* Begin Data *

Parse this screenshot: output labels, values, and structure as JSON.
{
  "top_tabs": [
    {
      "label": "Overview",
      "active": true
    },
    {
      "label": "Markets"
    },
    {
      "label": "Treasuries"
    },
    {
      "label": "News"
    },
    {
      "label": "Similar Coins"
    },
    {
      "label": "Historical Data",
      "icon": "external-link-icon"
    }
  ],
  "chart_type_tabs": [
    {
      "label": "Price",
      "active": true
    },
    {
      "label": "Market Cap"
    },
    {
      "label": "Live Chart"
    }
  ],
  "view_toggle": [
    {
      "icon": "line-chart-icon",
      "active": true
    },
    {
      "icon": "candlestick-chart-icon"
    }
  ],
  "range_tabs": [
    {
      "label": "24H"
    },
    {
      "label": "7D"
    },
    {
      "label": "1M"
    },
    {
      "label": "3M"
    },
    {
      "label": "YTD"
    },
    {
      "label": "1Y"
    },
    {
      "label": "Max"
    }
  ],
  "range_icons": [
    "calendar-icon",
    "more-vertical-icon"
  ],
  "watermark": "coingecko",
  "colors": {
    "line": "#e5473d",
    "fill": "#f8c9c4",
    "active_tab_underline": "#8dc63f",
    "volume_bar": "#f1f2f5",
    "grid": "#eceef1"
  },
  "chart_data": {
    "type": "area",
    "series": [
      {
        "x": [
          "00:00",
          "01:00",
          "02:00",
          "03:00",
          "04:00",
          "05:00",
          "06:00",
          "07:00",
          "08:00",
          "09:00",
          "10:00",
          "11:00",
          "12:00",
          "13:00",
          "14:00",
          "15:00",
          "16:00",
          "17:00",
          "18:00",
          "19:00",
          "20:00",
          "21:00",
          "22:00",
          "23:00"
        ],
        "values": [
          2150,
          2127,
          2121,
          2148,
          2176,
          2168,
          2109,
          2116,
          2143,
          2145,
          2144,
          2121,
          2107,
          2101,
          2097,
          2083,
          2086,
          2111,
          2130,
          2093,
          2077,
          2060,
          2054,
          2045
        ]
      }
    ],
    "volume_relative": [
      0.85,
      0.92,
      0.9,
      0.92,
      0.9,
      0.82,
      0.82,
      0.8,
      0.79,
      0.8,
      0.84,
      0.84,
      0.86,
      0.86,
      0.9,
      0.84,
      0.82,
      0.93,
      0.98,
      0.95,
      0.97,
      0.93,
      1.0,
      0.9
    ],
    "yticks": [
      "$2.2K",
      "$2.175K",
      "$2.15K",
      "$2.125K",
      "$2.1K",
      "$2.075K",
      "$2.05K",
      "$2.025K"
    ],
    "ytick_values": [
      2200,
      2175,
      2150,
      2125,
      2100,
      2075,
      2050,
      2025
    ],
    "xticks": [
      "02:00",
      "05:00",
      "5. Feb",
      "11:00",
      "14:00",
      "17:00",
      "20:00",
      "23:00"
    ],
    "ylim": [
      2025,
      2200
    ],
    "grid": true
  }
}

* End Data *

# [What is asked]
The entries above must be returned in full, exactly as shown.

# [Response to this task]
Parse this screenshot: output labels, values, and structure as JSON.
{
  "top_tabs": [
    {
      "label": "Overview",
      "active": true
    },
    {
      "label": "Markets"
    },
    {
      "label": "Treasuries"
    },
    {
      "label": "News"
    },
    {
      "label": "Similar Coins"
    },
    {
      "label": "Historical Data",
      "icon": "external-link-icon"
    }
  ],
  "chart_type_tabs": [
    {
      "label": "Price",
      "active": true
    },
    {
      "label": "Market Cap"
    },
    {
      "label": "Live Chart"
    }
  ],
  "view_toggle": [
    {
      "icon": "line-chart-icon",
      "active": true
    },
    {
      "icon": "candlestick-chart-icon"
    }
  ],
  "range_tabs": [
    {
      "label": "24H"
    },
    {
      "label": "7D"
    },
    {
      "label": "1M"
    },
    {
      "label": "3M"
    },
    {
      "label": "YTD"
    },
    {
      "label": "1Y"
    },
    {
      "label": "Max"
    }
  ],
  "range_icons": [
    "calendar-icon",
    "more-vertical-icon"
  ],
  "watermark": "coingecko",
  "colors": {
    "line": "#e5473d",
    "fill": "#f8c9c4",
    "active_tab_underline": "#8dc63f",
    "volume_bar": "#f1f2f5",
    "grid": "#eceef1"
  },
  "chart_data": {
    "type": "area",
    "series": [
      {
        "x": [
          "00:00",
          "01:00",
          "02:00",
          "03:00",
          "04:00",
          "05:00",
          "06:00",
          "07:00",
          "08:00",
          "09:00",
          "10:00",
          "11:00",
          "12:00",
          "13:00",
          "14:00",
          "15:00",
          "16:00",
          "17:00",
          "18:00",
          "19:00",
          "20:00",
          "21:00",
          "22:00",
          "23:00"
        ],
        "values": [
          2150,
          2127,
          2121,
          2148,
          2176,
          2168,
          2109,
          2116,
          2143,
          2145,
          2144,
          2121,
          2107,
          2101,
          2097,
          2083,
          2086,
          2111,
          2130,
          2093,
          2077,
          2060,
          2054,
          2045
        ]
      }
    ],
    "volume_relative": [
      0.85,
      0.92,
      0.9,
      0.92,
      0.9,
      0.82,
      0.82,
      0.8,
      0.79,
      0.8,
      0.84,
      0.84,
      0.86,
      0.86,
      0.9,
      0.84,
      0.82,
      0.93,
      0.98,
      0.95,
      0.97,
      0.93,
      1.0,
      0.9
    ],
    "yticks": [
      "$2.2K",
      "$2.175K",
      "$2.15K",
      "$2.125K",
      "$2.1K",
      "$2.075K",
      "$2.05K",
      "$2.025K"
    ],
    "ytick_values": [
      2200,
      2175,
      2150,
      2125,
      2100,
      2075,
      2050,
      2025
    ],
    "xticks": [
      "02:00",
      "05:00",
      "5. Feb",
      "11:00",
      "14:00",
      "17:00",
      "20:00",
      "23:00"
    ],
    "ylim": [
      2025,
      2200
    ],
    "grid": true
  }
}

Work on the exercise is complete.